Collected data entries
··········

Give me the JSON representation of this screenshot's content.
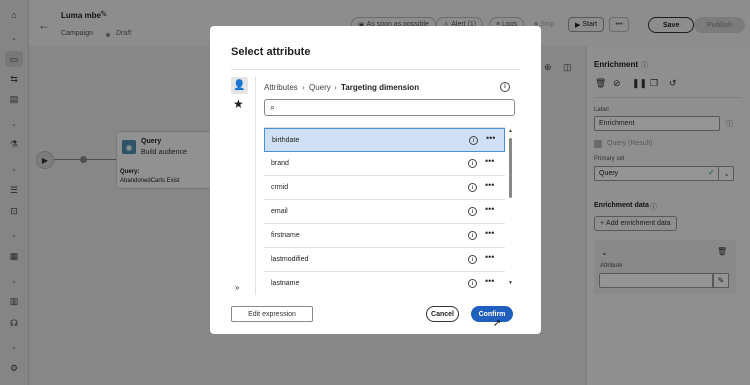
{
  "header": {
    "campaign_name": "Luma mbe",
    "campaign_type": "Campaign",
    "status": "Draft",
    "buttons": {
      "schedule": "As soon as possible",
      "alert": "Alert (1)",
      "logs": "Logs",
      "stop": "Stop",
      "start": "Start",
      "save": "Save",
      "publish": "Publish"
    }
  },
  "canvas": {
    "query_node": {
      "title": "Query",
      "subtitle": "Build audience",
      "label": "Query:",
      "value": "AbandonedCarts Exist"
    }
  },
  "right_panel": {
    "title": "Enrichment",
    "label_field": {
      "label": "Label",
      "value": "Enrichment"
    },
    "checkbox_label": "Query (Result)",
    "primary_set": {
      "label": "Primary set",
      "value": "Query"
    },
    "enrichment_data": {
      "title": "Enrichment data",
      "add_button": "Add enrichment data",
      "attribute_label": "Attribute"
    }
  },
  "modal": {
    "title": "Select attribute",
    "breadcrumb": [
      "Attributes",
      "Query",
      "Targeting dimension"
    ],
    "search_placeholder": "",
    "items": [
      "birthdate",
      "brand",
      "crmid",
      "email",
      "firstname",
      "lastmodified",
      "lastname"
    ],
    "selected_item": "birthdate",
    "buttons": {
      "edit_expression": "Edit expression",
      "cancel": "Cancel",
      "confirm": "Confirm"
    }
  },
  "colors": {
    "accent": "#1e5fbf",
    "selected_row": "#cfe0f6",
    "selected_border": "#4a8fd9",
    "success": "#2d9d78"
  }
}
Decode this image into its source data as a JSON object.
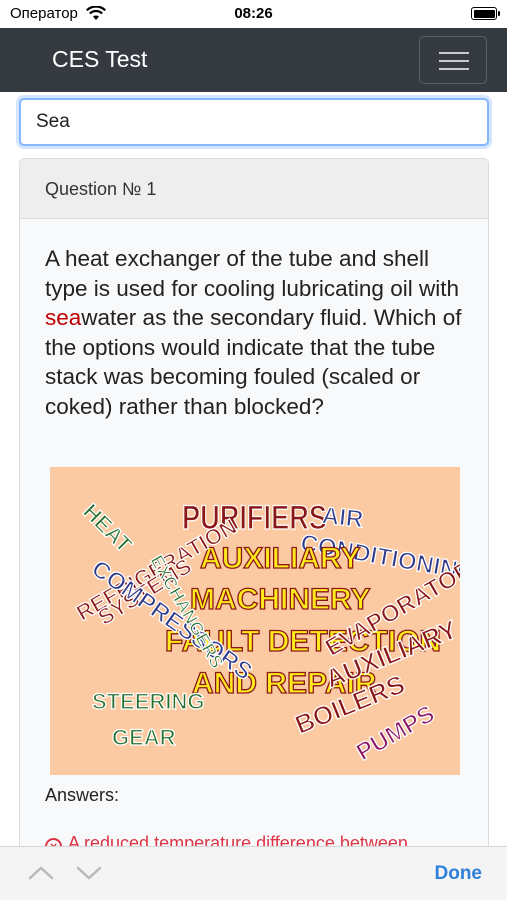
{
  "status_bar": {
    "carrier": "Оператор",
    "time": "08:26"
  },
  "navbar": {
    "brand": "CES Test",
    "menu_icon": "hamburger-icon"
  },
  "search": {
    "value": "Sea"
  },
  "card": {
    "header": "Question № 1",
    "question_before": "A heat exchanger of the tube and shell type is used for cooling lubricating oil with ",
    "question_highlight": "sea",
    "question_after": "water as the secondary fluid. Which of the options would indicate that the tube stack was becoming fouled (scaled or coked) rather than blocked?",
    "image_words": [
      "PURIFIERS",
      "AIR",
      "CONDITIONING",
      "AUXILIARY",
      "MACHINERY",
      "FAULT DETECTION",
      "AND REPAIR",
      "REFRIGERATION",
      "SYSTEMS",
      "COMPRESSORS",
      "STEERING",
      "GEAR",
      "EVAPORATORS",
      "AUXILIARY",
      "BOILERS",
      "PUMPS",
      "HEAT",
      "EXCHANGERS"
    ],
    "answers_label": "Answers:",
    "answer_1": "A reduced temperature difference between"
  },
  "keyboard_bar": {
    "done": "Done"
  },
  "colors": {
    "navbar": "#343a40",
    "accent": "#2f80d8",
    "wrong": "#dc3545",
    "highlight": "#c00000"
  }
}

··········

Exclude the pictures. Write out the remaining data exactly.

Give me the JSON representation of this screenshot's content.
{
  "header": {
    "campaign_name": "Luma mbe",
    "campaign_type": "Campaign",
    "status": "Draft",
    "buttons": {
      "schedule": "As soon as possible",
      "alert": "Alert (1)",
      "logs": "Logs",
      "stop": "Stop",
      "start": "Start",
      "save": "Save",
      "publish": "Publish"
    }
  },
  "canvas": {
    "query_node": {
      "title": "Query",
      "subtitle": "Build audience",
      "label": "Query:",
      "value": "AbandonedCarts Exist"
    }
  },
  "right_panel": {
    "title": "Enrichment",
    "label_field": {
      "label": "Label",
      "value": "Enrichment"
    },
    "checkbox_label": "Query (Result)",
    "primary_set": {
      "label": "Primary set",
      "value": "Query"
    },
    "enrichment_data": {
      "title": "Enrichment data",
      "add_button": "Add enrichment data",
      "attribute_label": "Attribute"
    }
  },
  "modal": {
    "title": "Select attribute",
    "breadcrumb": [
      "Attributes",
      "Query",
      "Targeting dimension"
    ],
    "search_placeholder": "",
    "items": [
      "birthdate",
      "brand",
      "crmid",
      "email",
      "firstname",
      "lastmodified",
      "lastname"
    ],
    "selected_item": "birthdate",
    "buttons": {
      "edit_expression": "Edit expression",
      "cancel": "Cancel",
      "confirm": "Confirm"
    }
  },
  "colors": {
    "accent": "#1e5fbf",
    "selected_row": "#cfe0f6",
    "selected_border": "#4a8fd9",
    "success": "#2d9d78"
  }
}
Decode this image into its source data as a JSON object.
{
  "status_bar": {
    "carrier": "Оператор",
    "time": "08:26"
  },
  "navbar": {
    "brand": "CES Test",
    "menu_icon": "hamburger-icon"
  },
  "search": {
    "value": "Sea"
  },
  "card": {
    "header": "Question № 1",
    "question_before": "A heat exchanger of the tube and shell type is used for cooling lubricating oil with ",
    "question_highlight": "sea",
    "question_after": "water as the secondary fluid. Which of the options would indicate that the tube stack was becoming fouled (scaled or coked) rather than blocked?",
    "image_words": [
      "PURIFIERS",
      "AIR",
      "CONDITIONING",
      "AUXILIARY",
      "MACHINERY",
      "FAULT DETECTION",
      "AND REPAIR",
      "REFRIGERATION",
      "SYSTEMS",
      "COMPRESSORS",
      "STEERING",
      "GEAR",
      "EVAPORATORS",
      "AUXILIARY",
      "BOILERS",
      "PUMPS",
      "HEAT",
      "EXCHANGERS"
    ],
    "answers_label": "Answers:",
    "answer_1": "A reduced temperature difference between"
  },
  "keyboard_bar": {
    "done": "Done"
  },
  "colors": {
    "navbar": "#343a40",
    "accent": "#2f80d8",
    "wrong": "#dc3545",
    "highlight": "#c00000"
  }
}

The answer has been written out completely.